Material supplied>
______________________________

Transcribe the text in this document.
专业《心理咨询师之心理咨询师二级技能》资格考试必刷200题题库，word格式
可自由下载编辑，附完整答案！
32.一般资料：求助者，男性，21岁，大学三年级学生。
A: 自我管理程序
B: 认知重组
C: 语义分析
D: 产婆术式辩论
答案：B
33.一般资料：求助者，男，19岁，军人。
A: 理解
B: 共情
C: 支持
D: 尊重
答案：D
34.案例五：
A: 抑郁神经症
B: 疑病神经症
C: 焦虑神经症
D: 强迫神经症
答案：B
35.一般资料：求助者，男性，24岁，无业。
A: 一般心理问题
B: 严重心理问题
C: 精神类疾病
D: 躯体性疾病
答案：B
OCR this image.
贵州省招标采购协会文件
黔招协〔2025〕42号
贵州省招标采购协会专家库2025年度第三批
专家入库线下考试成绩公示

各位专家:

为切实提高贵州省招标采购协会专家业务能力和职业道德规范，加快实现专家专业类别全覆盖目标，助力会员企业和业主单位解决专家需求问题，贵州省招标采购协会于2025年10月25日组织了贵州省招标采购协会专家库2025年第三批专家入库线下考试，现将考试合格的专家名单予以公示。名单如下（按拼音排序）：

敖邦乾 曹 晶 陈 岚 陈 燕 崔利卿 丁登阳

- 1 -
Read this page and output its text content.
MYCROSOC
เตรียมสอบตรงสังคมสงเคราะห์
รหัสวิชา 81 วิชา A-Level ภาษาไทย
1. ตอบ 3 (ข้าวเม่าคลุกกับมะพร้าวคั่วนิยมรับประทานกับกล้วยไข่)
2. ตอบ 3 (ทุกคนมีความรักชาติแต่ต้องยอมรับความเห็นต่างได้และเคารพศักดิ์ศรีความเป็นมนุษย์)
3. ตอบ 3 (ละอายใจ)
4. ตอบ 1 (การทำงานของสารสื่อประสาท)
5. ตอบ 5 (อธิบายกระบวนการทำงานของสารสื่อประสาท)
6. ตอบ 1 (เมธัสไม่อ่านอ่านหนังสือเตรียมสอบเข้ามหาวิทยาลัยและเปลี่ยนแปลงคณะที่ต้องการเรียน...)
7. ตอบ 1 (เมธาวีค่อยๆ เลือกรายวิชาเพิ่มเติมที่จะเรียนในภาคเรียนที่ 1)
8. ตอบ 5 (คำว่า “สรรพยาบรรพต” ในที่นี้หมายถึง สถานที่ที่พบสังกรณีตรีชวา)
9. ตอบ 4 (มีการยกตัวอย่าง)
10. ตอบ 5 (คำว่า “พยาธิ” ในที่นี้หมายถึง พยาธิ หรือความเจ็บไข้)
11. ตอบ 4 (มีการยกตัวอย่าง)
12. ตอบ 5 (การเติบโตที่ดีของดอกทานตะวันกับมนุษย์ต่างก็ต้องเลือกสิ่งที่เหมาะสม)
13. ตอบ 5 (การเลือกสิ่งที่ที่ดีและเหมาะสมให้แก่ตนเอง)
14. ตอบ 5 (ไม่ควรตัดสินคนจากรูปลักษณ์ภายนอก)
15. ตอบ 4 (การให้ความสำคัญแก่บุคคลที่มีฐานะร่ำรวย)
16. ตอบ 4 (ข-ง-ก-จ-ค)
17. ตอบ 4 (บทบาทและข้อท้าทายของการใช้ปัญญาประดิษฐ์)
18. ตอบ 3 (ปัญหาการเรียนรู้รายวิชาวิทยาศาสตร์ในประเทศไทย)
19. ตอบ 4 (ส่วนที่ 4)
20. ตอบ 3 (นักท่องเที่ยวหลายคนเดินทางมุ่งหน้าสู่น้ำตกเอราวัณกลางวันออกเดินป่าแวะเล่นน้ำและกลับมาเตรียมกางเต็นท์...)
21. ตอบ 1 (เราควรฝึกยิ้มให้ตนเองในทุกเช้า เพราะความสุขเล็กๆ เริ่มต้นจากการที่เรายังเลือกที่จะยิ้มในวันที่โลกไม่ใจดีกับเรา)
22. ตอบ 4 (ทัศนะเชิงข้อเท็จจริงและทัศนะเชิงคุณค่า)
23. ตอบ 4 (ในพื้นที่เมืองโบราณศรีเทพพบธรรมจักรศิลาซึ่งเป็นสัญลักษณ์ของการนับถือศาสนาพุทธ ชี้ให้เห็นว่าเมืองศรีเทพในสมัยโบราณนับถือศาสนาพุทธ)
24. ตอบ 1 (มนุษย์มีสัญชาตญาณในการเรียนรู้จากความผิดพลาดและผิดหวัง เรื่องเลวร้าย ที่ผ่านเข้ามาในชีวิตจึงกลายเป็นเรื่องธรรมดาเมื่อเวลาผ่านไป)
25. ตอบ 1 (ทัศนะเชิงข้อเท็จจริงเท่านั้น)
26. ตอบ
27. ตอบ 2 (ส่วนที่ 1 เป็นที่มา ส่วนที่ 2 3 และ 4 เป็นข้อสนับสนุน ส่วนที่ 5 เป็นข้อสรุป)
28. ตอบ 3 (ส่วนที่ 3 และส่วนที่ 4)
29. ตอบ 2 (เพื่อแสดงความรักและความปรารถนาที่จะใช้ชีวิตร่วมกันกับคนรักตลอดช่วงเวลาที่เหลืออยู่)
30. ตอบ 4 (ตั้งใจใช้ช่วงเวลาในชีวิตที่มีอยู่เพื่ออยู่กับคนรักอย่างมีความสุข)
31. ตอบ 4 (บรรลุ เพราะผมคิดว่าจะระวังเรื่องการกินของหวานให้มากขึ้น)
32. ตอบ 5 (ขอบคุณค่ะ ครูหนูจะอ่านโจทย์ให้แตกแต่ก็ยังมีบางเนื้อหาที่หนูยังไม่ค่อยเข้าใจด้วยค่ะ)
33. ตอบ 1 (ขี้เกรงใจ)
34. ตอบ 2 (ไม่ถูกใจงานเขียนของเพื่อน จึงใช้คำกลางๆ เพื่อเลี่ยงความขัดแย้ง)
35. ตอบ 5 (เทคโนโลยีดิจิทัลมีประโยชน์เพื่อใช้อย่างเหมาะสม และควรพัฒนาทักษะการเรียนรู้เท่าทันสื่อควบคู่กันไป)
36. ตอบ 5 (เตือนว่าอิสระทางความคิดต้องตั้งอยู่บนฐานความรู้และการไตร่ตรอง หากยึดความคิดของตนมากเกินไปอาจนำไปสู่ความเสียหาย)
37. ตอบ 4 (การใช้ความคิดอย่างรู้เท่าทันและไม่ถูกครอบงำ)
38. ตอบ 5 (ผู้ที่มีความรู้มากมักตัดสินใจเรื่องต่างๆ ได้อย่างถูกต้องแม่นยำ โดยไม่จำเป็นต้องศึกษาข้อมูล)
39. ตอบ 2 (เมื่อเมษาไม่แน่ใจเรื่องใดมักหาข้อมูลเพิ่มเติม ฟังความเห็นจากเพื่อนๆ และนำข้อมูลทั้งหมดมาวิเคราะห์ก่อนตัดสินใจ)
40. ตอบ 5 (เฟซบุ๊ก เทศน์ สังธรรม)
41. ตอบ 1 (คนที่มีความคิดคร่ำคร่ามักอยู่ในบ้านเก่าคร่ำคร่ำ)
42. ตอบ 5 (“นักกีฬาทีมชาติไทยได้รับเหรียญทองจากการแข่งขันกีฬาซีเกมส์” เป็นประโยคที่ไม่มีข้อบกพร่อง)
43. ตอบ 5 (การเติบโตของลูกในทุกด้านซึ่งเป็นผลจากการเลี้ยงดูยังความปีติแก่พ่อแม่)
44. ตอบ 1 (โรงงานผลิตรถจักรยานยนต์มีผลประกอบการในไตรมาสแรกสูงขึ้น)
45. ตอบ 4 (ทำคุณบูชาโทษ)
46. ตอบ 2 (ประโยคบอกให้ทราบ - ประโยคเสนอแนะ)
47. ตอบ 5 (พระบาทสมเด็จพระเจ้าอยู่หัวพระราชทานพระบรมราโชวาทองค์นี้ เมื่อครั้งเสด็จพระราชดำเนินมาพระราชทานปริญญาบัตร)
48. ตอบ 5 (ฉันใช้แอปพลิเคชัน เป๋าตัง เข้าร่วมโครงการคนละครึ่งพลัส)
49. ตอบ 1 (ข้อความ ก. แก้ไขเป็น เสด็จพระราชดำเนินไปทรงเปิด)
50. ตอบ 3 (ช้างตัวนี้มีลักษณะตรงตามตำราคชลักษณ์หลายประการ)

______________________________

Task to carry out>
Track down the lines that include the word "ศนะเช" and copy them.

Task result>
22. ตอบ 4 (ทัศนะเชิงข้อเท็จจริงและทัศนะเชิงคุณค่า)
25. ตอบ 1 (ทัศนะเชิงข้อเท็จจริงเท่านั้น)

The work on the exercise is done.